(Task objective) Pictures do not belong in the copy, so please give every entry below again exactly.

(Data records)
· · · ·

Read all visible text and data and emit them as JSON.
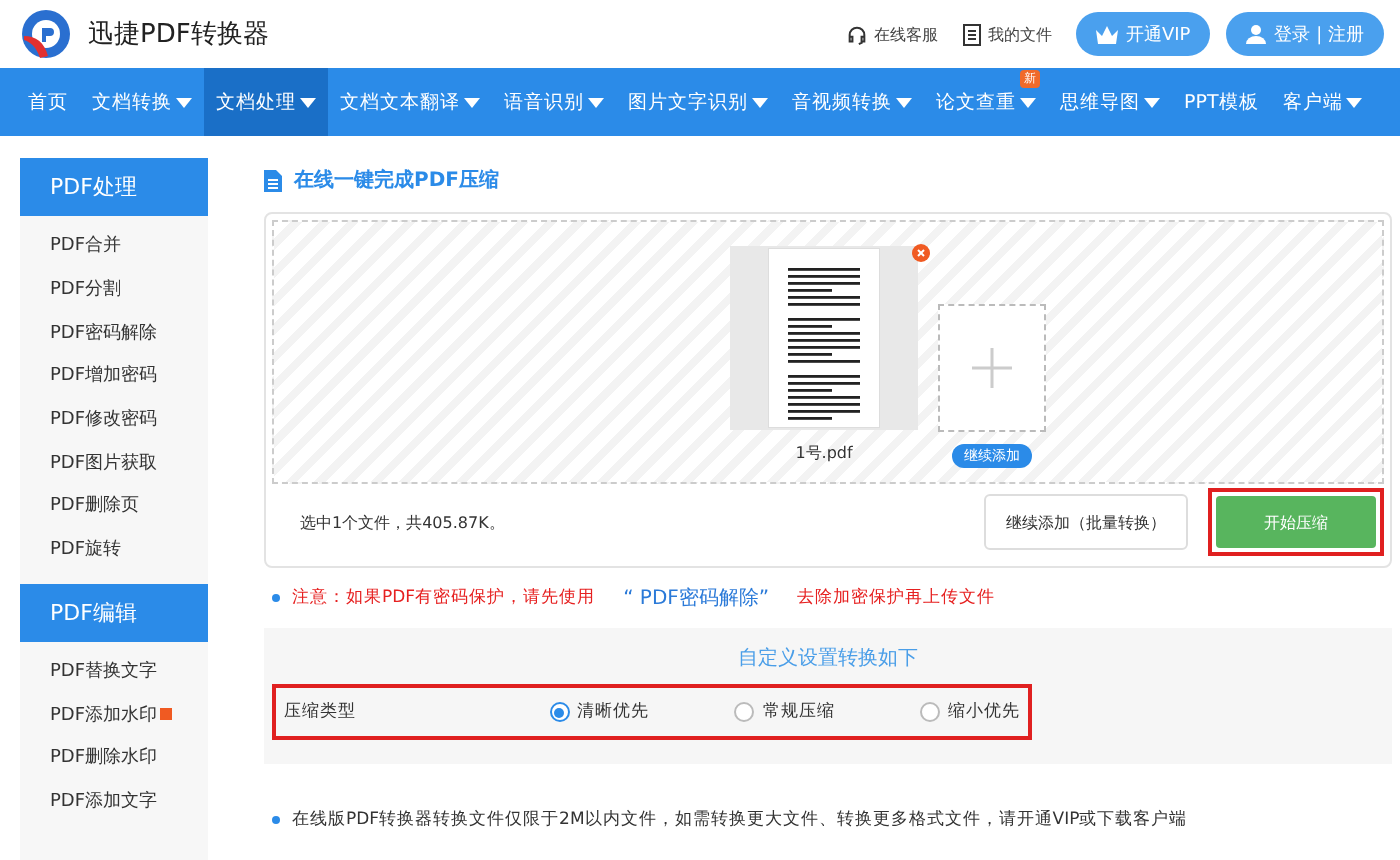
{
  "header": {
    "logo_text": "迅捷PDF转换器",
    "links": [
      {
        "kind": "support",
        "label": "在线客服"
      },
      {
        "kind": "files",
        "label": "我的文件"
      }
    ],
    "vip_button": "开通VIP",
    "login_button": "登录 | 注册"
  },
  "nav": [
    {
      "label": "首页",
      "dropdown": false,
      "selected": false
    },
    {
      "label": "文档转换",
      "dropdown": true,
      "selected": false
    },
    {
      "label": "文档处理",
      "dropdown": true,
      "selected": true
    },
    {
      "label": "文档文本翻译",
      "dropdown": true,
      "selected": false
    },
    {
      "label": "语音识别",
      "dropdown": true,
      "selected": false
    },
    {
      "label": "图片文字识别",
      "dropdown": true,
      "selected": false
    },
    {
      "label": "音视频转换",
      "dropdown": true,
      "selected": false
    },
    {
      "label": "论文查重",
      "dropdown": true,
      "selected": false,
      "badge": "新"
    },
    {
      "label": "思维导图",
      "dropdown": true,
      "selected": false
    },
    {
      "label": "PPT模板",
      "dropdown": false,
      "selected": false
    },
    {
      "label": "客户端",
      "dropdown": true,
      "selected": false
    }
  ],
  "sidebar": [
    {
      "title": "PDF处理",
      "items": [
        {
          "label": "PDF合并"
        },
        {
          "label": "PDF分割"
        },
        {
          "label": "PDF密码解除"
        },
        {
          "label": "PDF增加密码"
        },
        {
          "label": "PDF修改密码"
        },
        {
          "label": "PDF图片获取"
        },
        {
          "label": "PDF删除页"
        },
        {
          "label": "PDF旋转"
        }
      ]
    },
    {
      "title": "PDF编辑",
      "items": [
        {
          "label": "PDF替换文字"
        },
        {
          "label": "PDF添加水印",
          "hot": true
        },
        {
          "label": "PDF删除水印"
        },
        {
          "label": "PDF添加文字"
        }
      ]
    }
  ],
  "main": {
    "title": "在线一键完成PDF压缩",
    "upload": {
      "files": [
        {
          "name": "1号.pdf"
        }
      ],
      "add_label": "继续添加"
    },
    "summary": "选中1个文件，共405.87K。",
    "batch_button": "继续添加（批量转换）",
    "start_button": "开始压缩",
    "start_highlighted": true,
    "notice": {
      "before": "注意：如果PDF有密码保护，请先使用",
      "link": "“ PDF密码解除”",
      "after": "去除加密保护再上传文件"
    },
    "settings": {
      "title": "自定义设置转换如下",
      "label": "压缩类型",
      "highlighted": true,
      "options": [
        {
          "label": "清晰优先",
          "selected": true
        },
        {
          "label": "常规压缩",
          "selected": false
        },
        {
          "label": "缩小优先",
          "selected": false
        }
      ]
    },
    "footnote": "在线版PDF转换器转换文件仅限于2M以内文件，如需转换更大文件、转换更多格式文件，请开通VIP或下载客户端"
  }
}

· · · ·

(Exercise answer)
Read all visible text and data and emit them as JSON.
{
  "header": {
    "logo_text": "迅捷PDF转换器",
    "links": [
      {
        "kind": "support",
        "label": "在线客服"
      },
      {
        "kind": "files",
        "label": "我的文件"
      }
    ],
    "vip_button": "开通VIP",
    "login_button": "登录 | 注册"
  },
  "nav": [
    {
      "label": "首页",
      "dropdown": false,
      "selected": false
    },
    {
      "label": "文档转换",
      "dropdown": true,
      "selected": false
    },
    {
      "label": "文档处理",
      "dropdown": true,
      "selected": true
    },
    {
      "label": "文档文本翻译",
      "dropdown": true,
      "selected": false
    },
    {
      "label": "语音识别",
      "dropdown": true,
      "selected": false
    },
    {
      "label": "图片文字识别",
      "dropdown": true,
      "selected": false
    },
    {
      "label": "音视频转换",
      "dropdown": true,
      "selected": false
    },
    {
      "label": "论文查重",
      "dropdown": true,
      "selected": false,
      "badge": "新"
    },
    {
      "label": "思维导图",
      "dropdown": true,
      "selected": false
    },
    {
      "label": "PPT模板",
      "dropdown": false,
      "selected": false
    },
    {
      "label": "客户端",
      "dropdown": true,
      "selected": false
    }
  ],
  "sidebar": [
    {
      "title": "PDF处理",
      "items": [
        {
          "label": "PDF合并"
        },
        {
          "label": "PDF分割"
        },
        {
          "label": "PDF密码解除"
        },
        {
          "label": "PDF增加密码"
        },
        {
          "label": "PDF修改密码"
        },
        {
          "label": "PDF图片获取"
        },
        {
          "label": "PDF删除页"
        },
        {
          "label": "PDF旋转"
        }
      ]
    },
    {
      "title": "PDF编辑",
      "items": [
        {
          "label": "PDF替换文字"
        },
        {
          "label": "PDF添加水印",
          "hot": true
        },
        {
          "label": "PDF删除水印"
        },
        {
          "label": "PDF添加文字"
        }
      ]
    }
  ],
  "main": {
    "title": "在线一键完成PDF压缩",
    "upload": {
      "files": [
        {
          "name": "1号.pdf"
        }
      ],
      "add_label": "继续添加"
    },
    "summary": "选中1个文件，共405.87K。",
    "batch_button": "继续添加（批量转换）",
    "start_button": "开始压缩",
    "start_highlighted": true,
    "notice": {
      "before": "注意：如果PDF有密码保护，请先使用",
      "link": "“ PDF密码解除”",
      "after": "去除加密保护再上传文件"
    },
    "settings": {
      "title": "自定义设置转换如下",
      "label": "压缩类型",
      "highlighted": true,
      "options": [
        {
          "label": "清晰优先",
          "selected": true
        },
        {
          "label": "常规压缩",
          "selected": false
        },
        {
          "label": "缩小优先",
          "selected": false
        }
      ]
    },
    "footnote": "在线版PDF转换器转换文件仅限于2M以内文件，如需转换更大文件、转换更多格式文件，请开通VIP或下载客户端"
  }
}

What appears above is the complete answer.